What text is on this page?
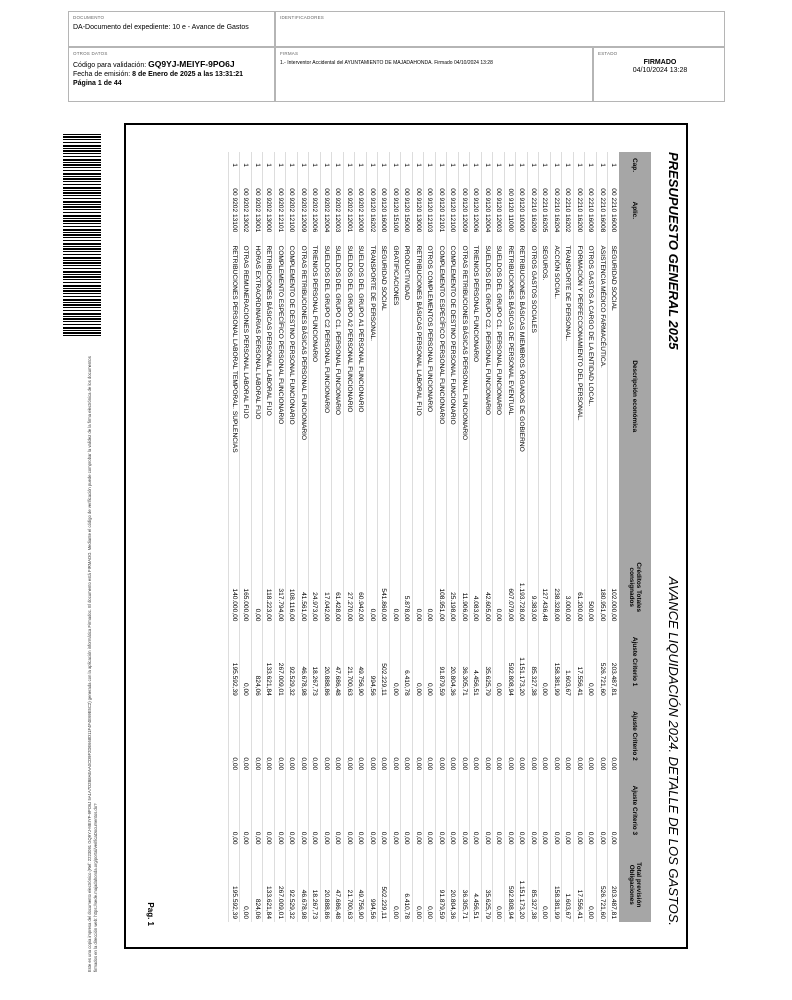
DOCUMENTO
DA-Documento del expediente: 10 e - Avance de Gastos
IDENTIFICADORES
OTROS DATOS
Código para validación: GQ9YJ-MEIYF-9PO6J
Fecha de emisión: 8 de Enero de 2025 a las 13:31:21
Página 1 de 44
FIRMAS
1.- Interventor Accidental del AYUNTAMIENTO DE MAJADAHONDA. Firmado 04/10/2024 13:28
ESTADO
FIRMADO
04/10/2024 13:28
Este es una copia impresa del documento electrónico (Ref: 2223091 GQ9YJ-MEIYF-9PO6J 5A1A7D2B8AEAA0CD9F2DE668D11F4F4E69E5C2) generada con la aplicación informática Firmadoc. El documento está FIRMADO. Mediante el código de verificación puede comprobar la validez de la firma electrónica de los documentos firmados en la dirección web: https://sede.majadahonda.org/portal/verificaDocumentos.do?
PRESUPUESTO GENERAL 2025
AVANCE LIQUIDACIÓN 2024. DETALLE DE LOS GASTOS.
Cap.	Aplic.	Descripción económica	Créditos Totales consignados	Ajuste Criterio 1	Ajuste Criterio 2	Ajuste Criterio 3	Total previsión Obligaciones
1	00 2210 16000	SEGURIDAD SOCIAL	102.000,00	203.487,81	0,00	0,00	203.487,81
1	00 2210 16008	ASISTENCIA MÉDICO FARMACÉUTICA.	180.951,00	526.721,60	0,00	0,00	526.721,60
1	00 2210 16009	OTROS GASTOS A CARGO DE LA ENTIDAD LOCAL.	500,00	0,00	0,00	0,00	0,00
1	00 2210 16200	FORMACIÓN Y PERFECCIONAMIENTO DEL PERSONAL.	61.200,00	17.556,41	0,00	0,00	17.556,41
1	00 2210 16202	TRANSPORTE DE PERSONAL.	3.000,00	1.603,67	0,00	0,00	1.603,67
1	00 2210 16204	ACCIÓN SOCIAL.	238.328,00	158.381,99	0,00	0,00	158.381,99
1	00 2210 16205	SEGUROS.	127.436,48	0,00	0,00	0,00	0,00
1	00 2210 16209	OTROS GASTOS SOCIALES	9.383,00	85.327,38	0,00	0,00	85.327,38
1	00 9120 10000	RETRIBUCIONES BÁSICAS MIEMBROS ÓRGANOS DE GOBIERNO	1.193.728,00	1.151.173,20	0,00	0,00	1.151.173,20
1	00 9120 11000	RETRIBUCIONES BÁSICAS DE PERSONAL EVENTUAL	607.079,00	592.808,94	0,00	0,00	592.808,94
1	00 9120 12003	SUELDOS DEL GRUPO C1. PERSONAL FUNCIONARIO	0,00	0,00	0,00	0,00	0,00
1	00 9120 12004	SUELDOS DEL GRUPO C2. PERSONAL FUNCIONARIO	42.605,00	35.625,79	0,00	0,00	35.625,79
1	00 9120 12006	TRIENIOS PERSONAL FUNCIONARIO	4.083,00	4.456,51	0,00	0,00	4.456,51
1	00 9120 12009	OTRAS RETRIBUCIONES BÁSICAS PERSONAL FUNCIONARIO	11.906,00	36.305,71	0,00	0,00	36.305,71
1	00 9120 12100	COMPLEMENTO DE DESTINO PERSONAL FUNCIONARIO	25.198,00	20.804,36	0,00	0,00	20.804,36
1	00 9120 12101	COMPLEMENTO ESPECÍFICO PERSONAL FUNCIONARIO	108.951,00	91.879,59	0,00	0,00	91.879,59
1	00 9120 12103	OTROS COMPLEMENTOS PERSONAL FUNCIONARIO	0,00	0,00	0,00	0,00	0,00
1	00 9120 13000	RETRIBUCIONES BÁSICAS PERSONAL LABORAL FIJO	0,00	0,00	0,00	0,00	0,00
1	00 9120 15000	PRODUCTIVIDAD	5.878,00	6.410,78	0,00	0,00	6.410,78
1	00 9120 15100	GRATIFICACIONES	0,00	0,00	0,00	0,00	0,00
1	00 9120 16000	SEGURIDAD SOCIAL	541.860,00	502.229,11	0,00	0,00	502.229,11
1	00 9120 16202	TRANSPORTE DE PERSONAL.	0,00	994,56	0,00	0,00	994,56
1	00 9202 12000	SUELDOS DEL GRUPO A1 PERSONAL FUNCIONARIO	60.942,00	49.756,90	0,00	0,00	49.756,90
1	00 9202 12001	SUELDOS DEL GRUPO A2 PERSONAL FUNCIONARIO	27.270,00	21.700,63	0,00	0,00	21.700,63
1	00 9202 12003	SUELDOS DEL GRUPO C1. PERSONAL FUNCIONARIO	61.428,00	47.686,48	0,00	0,00	47.686,48
1	00 9202 12004	SUELDOS DEL GRUPO C2 PERSONAL FUNCIONARIO	17.042,00	20.888,86	0,00	0,00	20.888,86
1	00 9202 12006	TRIENIOS PERSONAL FUNCIONARIO	24.973,00	18.267,73	0,00	0,00	18.267,73
1	00 9202 12009	OTRAS RETRIBUCIONES BÁSICAS PERSONAL FUNCIONARIO	41.561,00	46.678,98	0,00	0,00	46.678,98
1	00 9202 12100	COMPLEMENTO DE DESTINO PERSONAL FUNCIONARIO	108.116,00	92.529,32	0,00	0,00	92.529,32
1	00 9202 12101	COMPLEMENTO ESPECÍFICO PERSONAL FUNCIONARIO	317.794,00	267.009,01	0,00	0,00	267.009,01
1	00 9202 13000	RETRIBUCIONES BÁSICAS PERSONAL LABORAL FIJO	118.223,00	133.621,84	0,00	0,00	133.621,84
1	00 9202 13001	HORAS EXTRAORDINARIAS PERSONAL LABORAL FIJO	0,00	824,06	0,00	0,00	824,06
1	00 9202 13002	OTRAS REMUNERACIONES PERSONAL LABORAL FIJO	165.000,00	0,00	0,00	0,00	0,00
1	00 9202 13100	RETRIBUCIONES PERSONAL LABORAL TEMPORAL. SUPLENCIAS	140.000,00	195.592,39	0,00	0,00	195.592,39
Pag. 1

▶ **THE TASK**: Lines containing the word "LABORAL" must all be returned from the material above.

▶ **RESPONSE FOR THIS EXERCISE**:
1	00 9120 13000	RETRIBUCIONES BÁSICAS PERSONAL LABORAL FIJO	0,00	0,00	0,00	0,00	0,00
1	00 9202 13000	RETRIBUCIONES BÁSICAS PERSONAL LABORAL FIJO	118.223,00	133.621,84	0,00	0,00	133.621,84
1	00 9202 13001	HORAS EXTRAORDINARIAS PERSONAL LABORAL FIJO	0,00	824,06	0,00	0,00	824,06
1	00 9202 13002	OTRAS REMUNERACIONES PERSONAL LABORAL FIJO	165.000,00	0,00	0,00	0,00	0,00
1	00 9202 13100	RETRIBUCIONES PERSONAL LABORAL TEMPORAL. SUPLENCIAS	140.000,00	195.592,39	0,00	0,00	195.592,39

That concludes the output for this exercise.